▶ _EXERCISE_
For each line of the listing that includes the word "verlies", show the whole line.

▶ _DATA SHOWN_
=== Section Start ===
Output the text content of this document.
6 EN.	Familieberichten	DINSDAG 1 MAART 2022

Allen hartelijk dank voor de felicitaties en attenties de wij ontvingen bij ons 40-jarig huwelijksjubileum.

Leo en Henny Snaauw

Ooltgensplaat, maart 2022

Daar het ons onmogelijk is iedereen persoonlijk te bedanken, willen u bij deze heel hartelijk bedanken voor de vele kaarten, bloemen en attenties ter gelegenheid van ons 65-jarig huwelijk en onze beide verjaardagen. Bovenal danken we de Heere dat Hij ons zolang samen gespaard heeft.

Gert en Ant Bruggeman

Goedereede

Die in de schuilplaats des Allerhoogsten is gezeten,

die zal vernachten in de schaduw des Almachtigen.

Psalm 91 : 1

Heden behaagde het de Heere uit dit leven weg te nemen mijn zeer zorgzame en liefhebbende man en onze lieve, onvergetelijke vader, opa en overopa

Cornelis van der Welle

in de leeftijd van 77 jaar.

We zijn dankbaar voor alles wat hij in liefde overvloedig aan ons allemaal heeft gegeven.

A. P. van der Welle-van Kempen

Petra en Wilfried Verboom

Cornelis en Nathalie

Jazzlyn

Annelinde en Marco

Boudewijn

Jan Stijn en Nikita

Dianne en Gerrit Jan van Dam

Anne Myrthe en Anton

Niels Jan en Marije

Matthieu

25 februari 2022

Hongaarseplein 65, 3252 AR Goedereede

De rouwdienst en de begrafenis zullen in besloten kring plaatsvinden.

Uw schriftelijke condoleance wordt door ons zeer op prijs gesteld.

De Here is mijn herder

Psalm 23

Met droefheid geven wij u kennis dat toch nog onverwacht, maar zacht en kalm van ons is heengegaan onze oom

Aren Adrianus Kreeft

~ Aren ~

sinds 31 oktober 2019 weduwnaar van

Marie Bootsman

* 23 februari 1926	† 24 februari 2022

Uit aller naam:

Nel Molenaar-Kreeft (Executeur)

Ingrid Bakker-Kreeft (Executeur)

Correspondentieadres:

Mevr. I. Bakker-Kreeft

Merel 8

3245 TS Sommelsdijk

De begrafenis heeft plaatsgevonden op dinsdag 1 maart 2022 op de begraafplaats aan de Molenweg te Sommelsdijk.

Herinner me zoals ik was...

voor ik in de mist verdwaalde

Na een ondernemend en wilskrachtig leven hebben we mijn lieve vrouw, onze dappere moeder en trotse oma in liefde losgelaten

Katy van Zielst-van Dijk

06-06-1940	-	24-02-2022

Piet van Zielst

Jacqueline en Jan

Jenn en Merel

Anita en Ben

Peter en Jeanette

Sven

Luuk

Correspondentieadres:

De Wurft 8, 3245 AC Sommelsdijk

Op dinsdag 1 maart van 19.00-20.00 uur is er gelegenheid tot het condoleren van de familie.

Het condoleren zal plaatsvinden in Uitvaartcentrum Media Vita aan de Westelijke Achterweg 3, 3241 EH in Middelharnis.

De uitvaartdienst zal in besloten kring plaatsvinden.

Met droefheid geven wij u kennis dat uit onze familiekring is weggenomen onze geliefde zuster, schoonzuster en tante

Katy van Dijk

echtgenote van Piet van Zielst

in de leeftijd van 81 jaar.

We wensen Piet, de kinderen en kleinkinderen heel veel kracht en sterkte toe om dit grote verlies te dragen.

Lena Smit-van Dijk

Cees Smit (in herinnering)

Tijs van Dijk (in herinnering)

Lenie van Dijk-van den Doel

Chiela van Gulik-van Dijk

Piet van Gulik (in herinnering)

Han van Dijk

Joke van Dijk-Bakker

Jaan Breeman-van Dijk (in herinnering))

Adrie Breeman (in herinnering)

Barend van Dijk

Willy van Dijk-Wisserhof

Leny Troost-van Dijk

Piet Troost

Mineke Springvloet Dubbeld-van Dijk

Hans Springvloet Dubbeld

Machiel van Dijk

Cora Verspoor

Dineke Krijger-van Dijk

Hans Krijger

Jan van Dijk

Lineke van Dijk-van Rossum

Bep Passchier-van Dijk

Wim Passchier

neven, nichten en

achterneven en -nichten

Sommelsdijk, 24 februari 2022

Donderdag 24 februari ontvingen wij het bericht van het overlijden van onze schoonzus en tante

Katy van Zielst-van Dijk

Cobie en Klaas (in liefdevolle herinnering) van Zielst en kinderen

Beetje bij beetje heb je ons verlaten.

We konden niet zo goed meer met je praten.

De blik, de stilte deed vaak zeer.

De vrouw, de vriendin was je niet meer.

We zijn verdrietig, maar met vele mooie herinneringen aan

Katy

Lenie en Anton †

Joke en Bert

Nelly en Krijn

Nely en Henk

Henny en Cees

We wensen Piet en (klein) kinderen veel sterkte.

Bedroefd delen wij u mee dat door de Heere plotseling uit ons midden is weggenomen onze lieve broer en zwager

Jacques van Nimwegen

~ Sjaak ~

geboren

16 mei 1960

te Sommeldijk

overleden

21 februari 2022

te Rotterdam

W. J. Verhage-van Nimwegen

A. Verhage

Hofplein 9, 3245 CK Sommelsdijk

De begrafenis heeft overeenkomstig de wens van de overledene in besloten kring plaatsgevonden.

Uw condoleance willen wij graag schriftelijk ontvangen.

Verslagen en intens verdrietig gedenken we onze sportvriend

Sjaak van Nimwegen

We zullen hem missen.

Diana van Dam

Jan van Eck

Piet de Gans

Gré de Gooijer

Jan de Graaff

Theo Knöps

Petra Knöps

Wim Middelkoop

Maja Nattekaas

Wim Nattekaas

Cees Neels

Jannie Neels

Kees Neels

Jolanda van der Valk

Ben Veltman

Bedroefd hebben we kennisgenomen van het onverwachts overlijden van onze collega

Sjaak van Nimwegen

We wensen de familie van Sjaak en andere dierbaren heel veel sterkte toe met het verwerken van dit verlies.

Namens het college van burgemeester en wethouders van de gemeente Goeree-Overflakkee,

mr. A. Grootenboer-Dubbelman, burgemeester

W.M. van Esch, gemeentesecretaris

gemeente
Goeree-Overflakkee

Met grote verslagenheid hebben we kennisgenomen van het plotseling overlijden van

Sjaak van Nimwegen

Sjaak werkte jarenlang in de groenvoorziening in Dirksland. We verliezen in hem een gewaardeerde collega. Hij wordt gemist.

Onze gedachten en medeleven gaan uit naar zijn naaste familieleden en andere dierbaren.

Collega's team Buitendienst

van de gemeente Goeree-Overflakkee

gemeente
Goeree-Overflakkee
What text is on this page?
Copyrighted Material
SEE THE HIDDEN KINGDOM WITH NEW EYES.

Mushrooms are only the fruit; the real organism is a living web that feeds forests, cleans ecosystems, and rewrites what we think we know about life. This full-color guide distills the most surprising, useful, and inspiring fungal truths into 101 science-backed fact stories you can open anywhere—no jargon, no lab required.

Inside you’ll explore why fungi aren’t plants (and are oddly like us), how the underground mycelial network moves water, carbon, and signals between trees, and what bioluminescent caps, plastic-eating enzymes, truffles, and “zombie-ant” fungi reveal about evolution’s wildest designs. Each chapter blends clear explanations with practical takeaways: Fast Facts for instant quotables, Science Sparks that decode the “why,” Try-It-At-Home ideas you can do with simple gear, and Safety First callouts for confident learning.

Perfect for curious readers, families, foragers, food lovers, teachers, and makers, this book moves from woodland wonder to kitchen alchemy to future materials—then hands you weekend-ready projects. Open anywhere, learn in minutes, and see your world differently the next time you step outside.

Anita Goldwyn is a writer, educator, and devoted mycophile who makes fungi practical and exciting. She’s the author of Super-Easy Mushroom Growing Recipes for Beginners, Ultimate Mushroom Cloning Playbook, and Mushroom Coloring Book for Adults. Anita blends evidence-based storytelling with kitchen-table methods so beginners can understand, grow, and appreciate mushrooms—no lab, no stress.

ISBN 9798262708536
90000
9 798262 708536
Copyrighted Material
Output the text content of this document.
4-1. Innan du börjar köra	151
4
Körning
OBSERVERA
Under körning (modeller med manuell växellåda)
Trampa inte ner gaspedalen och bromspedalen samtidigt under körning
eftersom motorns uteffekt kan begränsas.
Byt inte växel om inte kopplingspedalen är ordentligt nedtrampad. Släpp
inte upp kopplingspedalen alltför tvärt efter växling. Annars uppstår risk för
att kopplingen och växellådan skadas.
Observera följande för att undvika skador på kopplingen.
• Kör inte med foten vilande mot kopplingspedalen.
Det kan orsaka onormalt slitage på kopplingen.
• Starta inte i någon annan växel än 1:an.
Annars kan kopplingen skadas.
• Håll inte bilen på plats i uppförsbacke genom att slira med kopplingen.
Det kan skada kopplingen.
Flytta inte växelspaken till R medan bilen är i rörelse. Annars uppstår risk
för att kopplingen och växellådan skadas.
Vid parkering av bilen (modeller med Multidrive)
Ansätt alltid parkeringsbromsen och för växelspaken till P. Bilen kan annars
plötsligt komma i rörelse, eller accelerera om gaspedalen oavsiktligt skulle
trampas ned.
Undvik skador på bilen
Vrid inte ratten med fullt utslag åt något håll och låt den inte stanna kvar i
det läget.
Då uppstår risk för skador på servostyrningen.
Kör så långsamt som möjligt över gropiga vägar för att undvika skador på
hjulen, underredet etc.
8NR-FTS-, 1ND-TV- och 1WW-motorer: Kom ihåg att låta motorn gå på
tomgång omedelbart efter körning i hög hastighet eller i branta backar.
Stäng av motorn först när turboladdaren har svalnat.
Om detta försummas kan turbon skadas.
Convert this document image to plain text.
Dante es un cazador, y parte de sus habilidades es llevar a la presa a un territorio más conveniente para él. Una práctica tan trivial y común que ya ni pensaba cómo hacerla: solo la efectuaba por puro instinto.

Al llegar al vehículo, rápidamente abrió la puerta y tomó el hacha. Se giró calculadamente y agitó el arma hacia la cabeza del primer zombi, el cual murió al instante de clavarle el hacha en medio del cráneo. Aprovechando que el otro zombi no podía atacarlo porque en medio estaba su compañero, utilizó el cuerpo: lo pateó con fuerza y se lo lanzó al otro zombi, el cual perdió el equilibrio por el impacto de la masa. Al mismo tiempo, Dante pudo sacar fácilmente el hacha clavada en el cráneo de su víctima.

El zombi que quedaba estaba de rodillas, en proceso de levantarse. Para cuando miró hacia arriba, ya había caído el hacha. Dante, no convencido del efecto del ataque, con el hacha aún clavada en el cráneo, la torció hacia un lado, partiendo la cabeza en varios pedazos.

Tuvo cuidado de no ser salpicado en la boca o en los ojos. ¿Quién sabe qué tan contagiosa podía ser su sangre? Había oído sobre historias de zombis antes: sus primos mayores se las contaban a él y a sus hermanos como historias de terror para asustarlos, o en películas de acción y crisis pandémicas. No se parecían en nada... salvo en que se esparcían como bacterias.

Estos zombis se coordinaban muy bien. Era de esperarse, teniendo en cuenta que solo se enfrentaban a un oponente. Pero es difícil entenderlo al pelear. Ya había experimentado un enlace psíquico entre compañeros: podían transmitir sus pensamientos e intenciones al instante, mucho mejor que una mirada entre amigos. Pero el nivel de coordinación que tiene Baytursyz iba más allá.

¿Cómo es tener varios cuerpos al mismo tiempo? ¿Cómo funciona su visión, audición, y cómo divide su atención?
=== Section End ===
▶ _EXERCISE ANSWER_
We wensen Piet, de kinderen en kleinkinderen heel veel kracht en sterkte toe om dit grote verlies te dragen.
We wensen de familie van Sjaak en andere dierbaren heel veel sterkte toe met het verwerken van dit verlies.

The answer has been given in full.